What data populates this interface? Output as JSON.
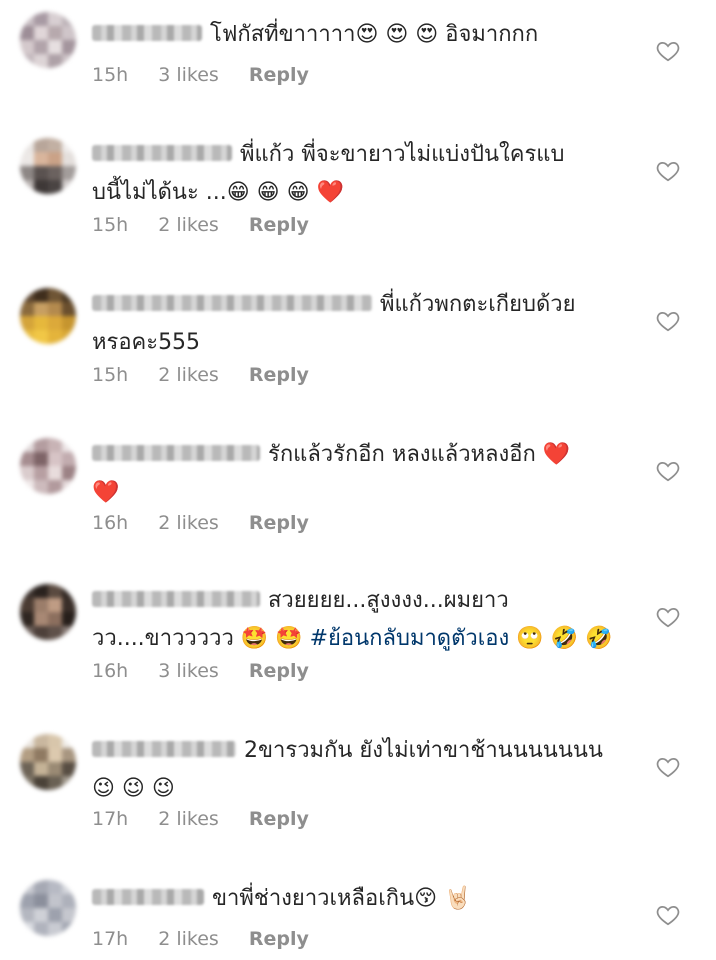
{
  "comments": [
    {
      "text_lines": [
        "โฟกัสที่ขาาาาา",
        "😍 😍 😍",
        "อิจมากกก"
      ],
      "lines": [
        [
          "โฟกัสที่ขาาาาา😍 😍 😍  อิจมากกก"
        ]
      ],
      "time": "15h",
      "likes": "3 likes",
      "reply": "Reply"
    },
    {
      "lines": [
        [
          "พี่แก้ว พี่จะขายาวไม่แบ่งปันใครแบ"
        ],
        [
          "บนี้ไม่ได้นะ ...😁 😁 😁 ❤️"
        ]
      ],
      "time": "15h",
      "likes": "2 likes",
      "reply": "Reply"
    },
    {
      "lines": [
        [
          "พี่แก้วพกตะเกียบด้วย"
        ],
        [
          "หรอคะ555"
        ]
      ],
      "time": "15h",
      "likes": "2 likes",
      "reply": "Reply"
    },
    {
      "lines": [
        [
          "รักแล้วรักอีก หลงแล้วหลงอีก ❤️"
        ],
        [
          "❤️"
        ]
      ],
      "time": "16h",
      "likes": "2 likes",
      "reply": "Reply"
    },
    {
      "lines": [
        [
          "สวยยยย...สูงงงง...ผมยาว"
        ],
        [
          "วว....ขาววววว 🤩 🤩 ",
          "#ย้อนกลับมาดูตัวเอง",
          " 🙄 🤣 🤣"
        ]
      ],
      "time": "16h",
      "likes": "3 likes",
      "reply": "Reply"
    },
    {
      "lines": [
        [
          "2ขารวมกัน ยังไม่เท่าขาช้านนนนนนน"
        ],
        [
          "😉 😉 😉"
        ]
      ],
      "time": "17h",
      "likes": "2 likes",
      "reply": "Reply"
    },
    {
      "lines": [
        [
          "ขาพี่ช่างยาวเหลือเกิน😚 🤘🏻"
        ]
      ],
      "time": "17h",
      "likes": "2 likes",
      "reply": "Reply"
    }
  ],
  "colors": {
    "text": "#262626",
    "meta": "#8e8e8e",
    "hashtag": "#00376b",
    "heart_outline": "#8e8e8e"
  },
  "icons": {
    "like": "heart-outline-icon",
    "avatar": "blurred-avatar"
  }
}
______________________________
> **What is being asked**: Print out the whole of the material word for word, without pictures.

> **Completed task**:
What data populates this interface? Output as JSON.
{
  "comments": [
    {
      "text_lines": [
        "โฟกัสที่ขาาาาา",
        "😍 😍 😍",
        "อิจมากกก"
      ],
      "lines": [
        [
          "โฟกัสที่ขาาาาา😍 😍 😍  อิจมากกก"
        ]
      ],
      "time": "15h",
      "likes": "3 likes",
      "reply": "Reply"
    },
    {
      "lines": [
        [
          "พี่แก้ว พี่จะขายาวไม่แบ่งปันใครแบ"
        ],
        [
          "บนี้ไม่ได้นะ ...😁 😁 😁 ❤️"
        ]
      ],
      "time": "15h",
      "likes": "2 likes",
      "reply": "Reply"
    },
    {
      "lines": [
        [
          "พี่แก้วพกตะเกียบด้วย"
        ],
        [
          "หรอคะ555"
        ]
      ],
      "time": "15h",
      "likes": "2 likes",
      "reply": "Reply"
    },
    {
      "lines": [
        [
          "รักแล้วรักอีก หลงแล้วหลงอีก ❤️"
        ],
        [
          "❤️"
        ]
      ],
      "time": "16h",
      "likes": "2 likes",
      "reply": "Reply"
    },
    {
      "lines": [
        [
          "สวยยยย...สูงงงง...ผมยาว"
        ],
        [
          "วว....ขาววววว 🤩 🤩 ",
          "#ย้อนกลับมาดูตัวเอง",
          " 🙄 🤣 🤣"
        ]
      ],
      "time": "16h",
      "likes": "3 likes",
      "reply": "Reply"
    },
    {
      "lines": [
        [
          "2ขารวมกัน ยังไม่เท่าขาช้านนนนนนน"
        ],
        [
          "😉 😉 😉"
        ]
      ],
      "time": "17h",
      "likes": "2 likes",
      "reply": "Reply"
    },
    {
      "lines": [
        [
          "ขาพี่ช่างยาวเหลือเกิน😚 🤘🏻"
        ]
      ],
      "time": "17h",
      "likes": "2 likes",
      "reply": "Reply"
    }
  ],
  "colors": {
    "text": "#262626",
    "meta": "#8e8e8e",
    "hashtag": "#00376b",
    "heart_outline": "#8e8e8e"
  },
  "icons": {
    "like": "heart-outline-icon",
    "avatar": "blurred-avatar"
  }
}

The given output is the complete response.